EXERCISE:
Answer with one number: the count of lines in the listing below that hold the word "this".

>> begin DATASET ENTRIES

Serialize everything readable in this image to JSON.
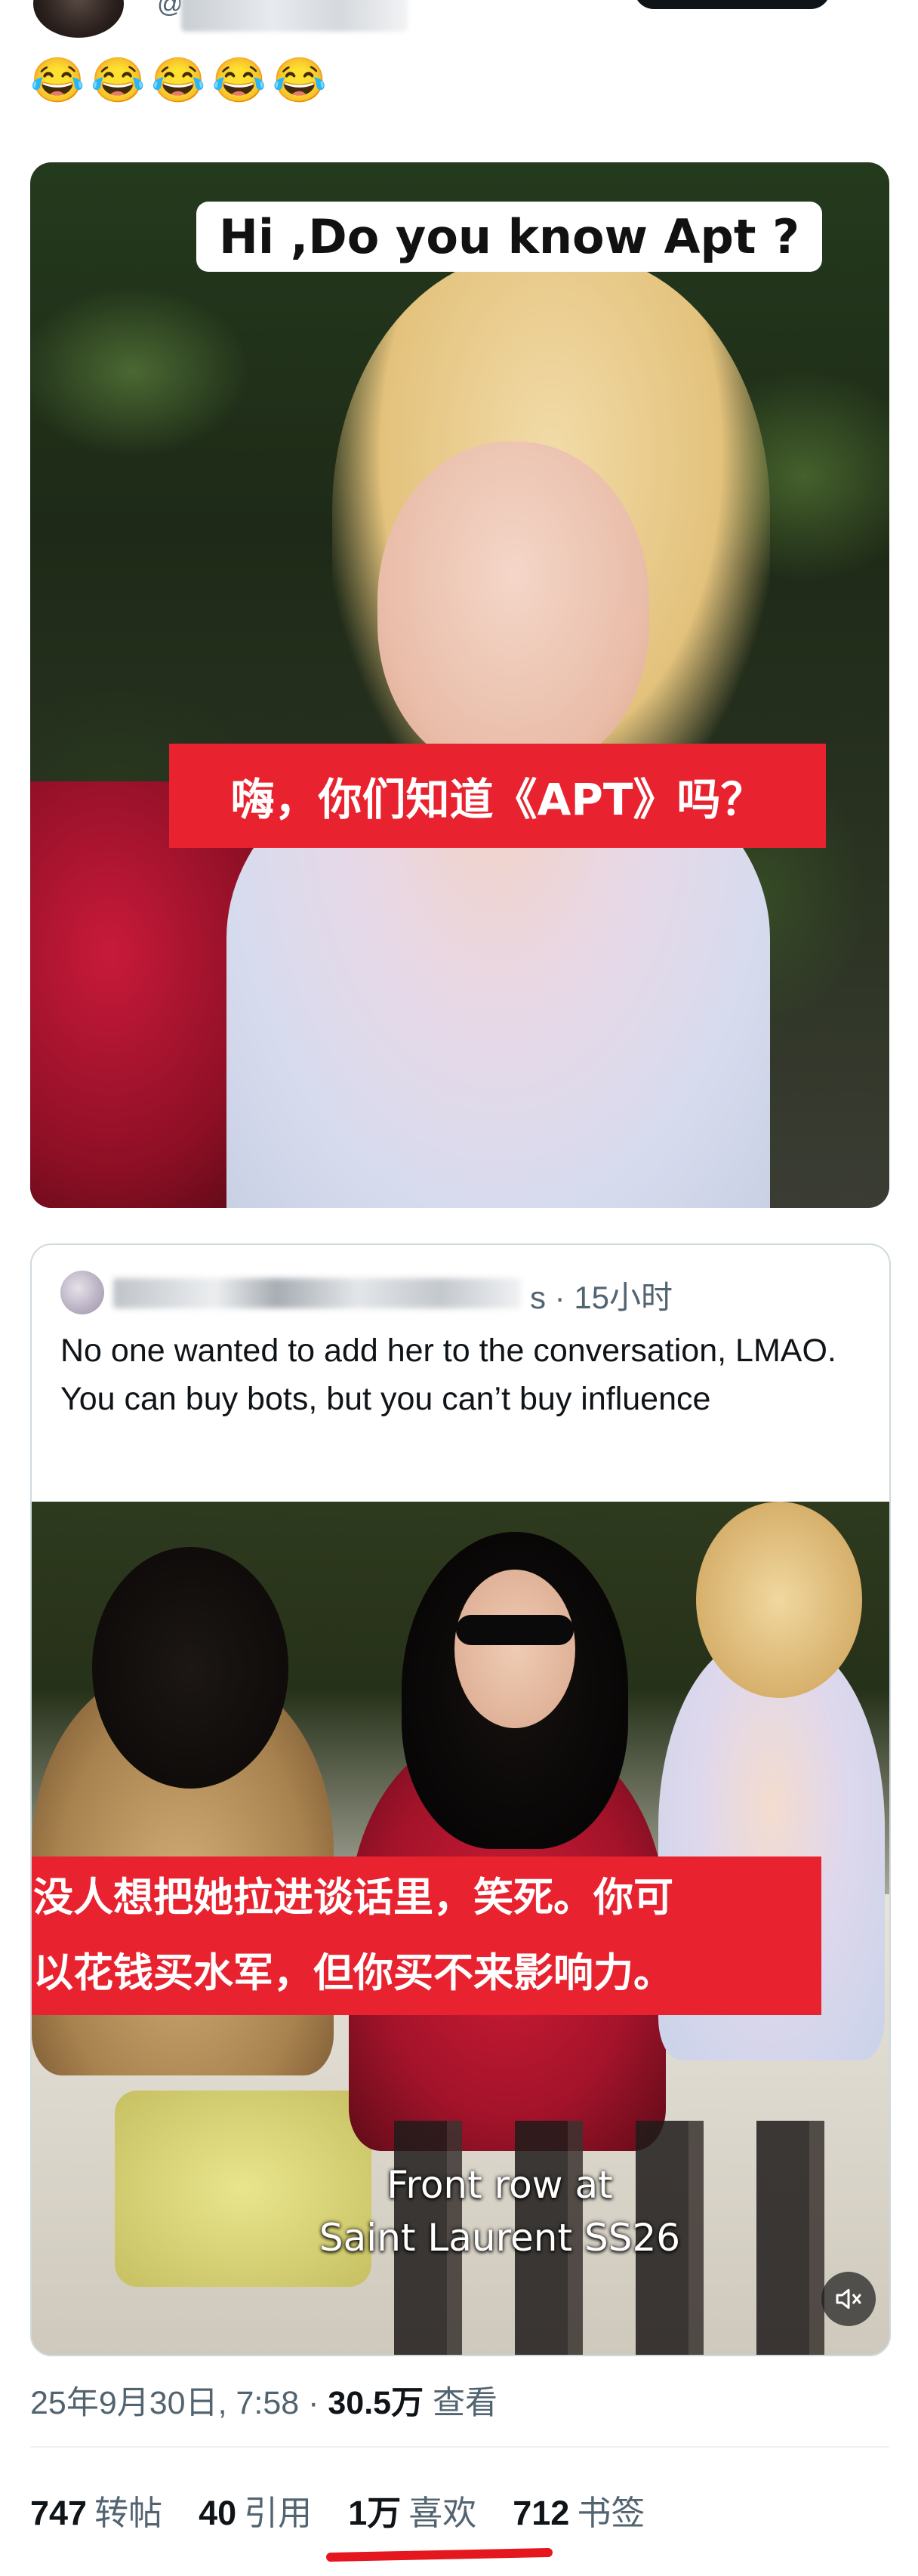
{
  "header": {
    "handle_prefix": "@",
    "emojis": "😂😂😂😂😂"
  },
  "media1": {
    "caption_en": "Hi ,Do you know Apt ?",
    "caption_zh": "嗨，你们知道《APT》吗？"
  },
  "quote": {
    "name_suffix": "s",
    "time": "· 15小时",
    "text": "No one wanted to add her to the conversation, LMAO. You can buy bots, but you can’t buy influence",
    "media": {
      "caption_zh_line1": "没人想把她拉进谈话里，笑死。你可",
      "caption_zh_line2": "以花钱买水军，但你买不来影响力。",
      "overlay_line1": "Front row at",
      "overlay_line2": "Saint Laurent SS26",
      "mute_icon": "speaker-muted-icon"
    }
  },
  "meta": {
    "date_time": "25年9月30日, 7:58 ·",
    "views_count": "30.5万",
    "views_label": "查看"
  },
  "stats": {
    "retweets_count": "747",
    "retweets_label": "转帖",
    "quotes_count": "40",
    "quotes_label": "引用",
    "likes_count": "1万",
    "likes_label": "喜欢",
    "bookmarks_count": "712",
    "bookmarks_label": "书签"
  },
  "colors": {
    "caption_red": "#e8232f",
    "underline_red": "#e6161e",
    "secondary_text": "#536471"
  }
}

>> end DATASET ENTRIES
>> begin DATASET ENTRIES

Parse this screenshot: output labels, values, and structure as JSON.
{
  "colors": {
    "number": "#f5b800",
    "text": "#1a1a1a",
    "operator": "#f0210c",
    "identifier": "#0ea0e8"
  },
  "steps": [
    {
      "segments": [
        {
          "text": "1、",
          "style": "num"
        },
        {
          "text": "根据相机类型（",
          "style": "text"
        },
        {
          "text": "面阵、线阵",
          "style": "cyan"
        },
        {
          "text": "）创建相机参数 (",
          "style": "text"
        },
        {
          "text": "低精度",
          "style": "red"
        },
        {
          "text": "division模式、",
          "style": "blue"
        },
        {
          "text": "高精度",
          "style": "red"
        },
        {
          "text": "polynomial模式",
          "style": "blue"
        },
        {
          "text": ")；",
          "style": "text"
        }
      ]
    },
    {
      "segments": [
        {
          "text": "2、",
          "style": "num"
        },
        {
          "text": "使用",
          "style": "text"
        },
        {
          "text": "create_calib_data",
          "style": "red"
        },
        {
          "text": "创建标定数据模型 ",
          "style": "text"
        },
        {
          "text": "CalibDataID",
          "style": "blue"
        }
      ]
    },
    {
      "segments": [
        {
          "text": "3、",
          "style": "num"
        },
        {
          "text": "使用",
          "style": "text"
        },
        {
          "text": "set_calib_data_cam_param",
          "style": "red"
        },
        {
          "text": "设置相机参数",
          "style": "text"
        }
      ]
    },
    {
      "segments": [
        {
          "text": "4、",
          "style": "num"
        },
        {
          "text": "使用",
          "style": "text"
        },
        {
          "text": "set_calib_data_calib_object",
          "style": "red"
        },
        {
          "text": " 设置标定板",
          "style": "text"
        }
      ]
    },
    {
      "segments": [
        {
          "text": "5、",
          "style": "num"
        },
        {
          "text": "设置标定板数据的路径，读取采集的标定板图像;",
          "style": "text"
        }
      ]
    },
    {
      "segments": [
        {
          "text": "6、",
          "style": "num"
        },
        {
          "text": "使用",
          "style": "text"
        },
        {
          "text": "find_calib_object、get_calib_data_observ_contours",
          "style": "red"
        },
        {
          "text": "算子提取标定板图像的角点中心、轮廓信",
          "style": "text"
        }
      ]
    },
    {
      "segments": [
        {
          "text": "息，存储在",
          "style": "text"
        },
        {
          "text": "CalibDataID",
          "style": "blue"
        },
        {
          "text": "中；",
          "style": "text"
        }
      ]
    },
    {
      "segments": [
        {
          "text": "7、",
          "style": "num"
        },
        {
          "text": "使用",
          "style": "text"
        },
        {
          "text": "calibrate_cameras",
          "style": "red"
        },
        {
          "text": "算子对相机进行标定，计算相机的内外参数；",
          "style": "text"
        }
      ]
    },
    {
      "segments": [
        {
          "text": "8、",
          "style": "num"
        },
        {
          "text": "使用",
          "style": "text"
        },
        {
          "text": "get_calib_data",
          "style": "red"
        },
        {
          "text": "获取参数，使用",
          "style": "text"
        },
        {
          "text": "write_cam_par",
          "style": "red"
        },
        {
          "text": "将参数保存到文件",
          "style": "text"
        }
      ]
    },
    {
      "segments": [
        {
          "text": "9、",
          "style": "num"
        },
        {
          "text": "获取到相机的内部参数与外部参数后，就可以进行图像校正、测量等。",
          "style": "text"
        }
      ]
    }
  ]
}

>> end DATASET ENTRIES

CORRECT ANSWER:
2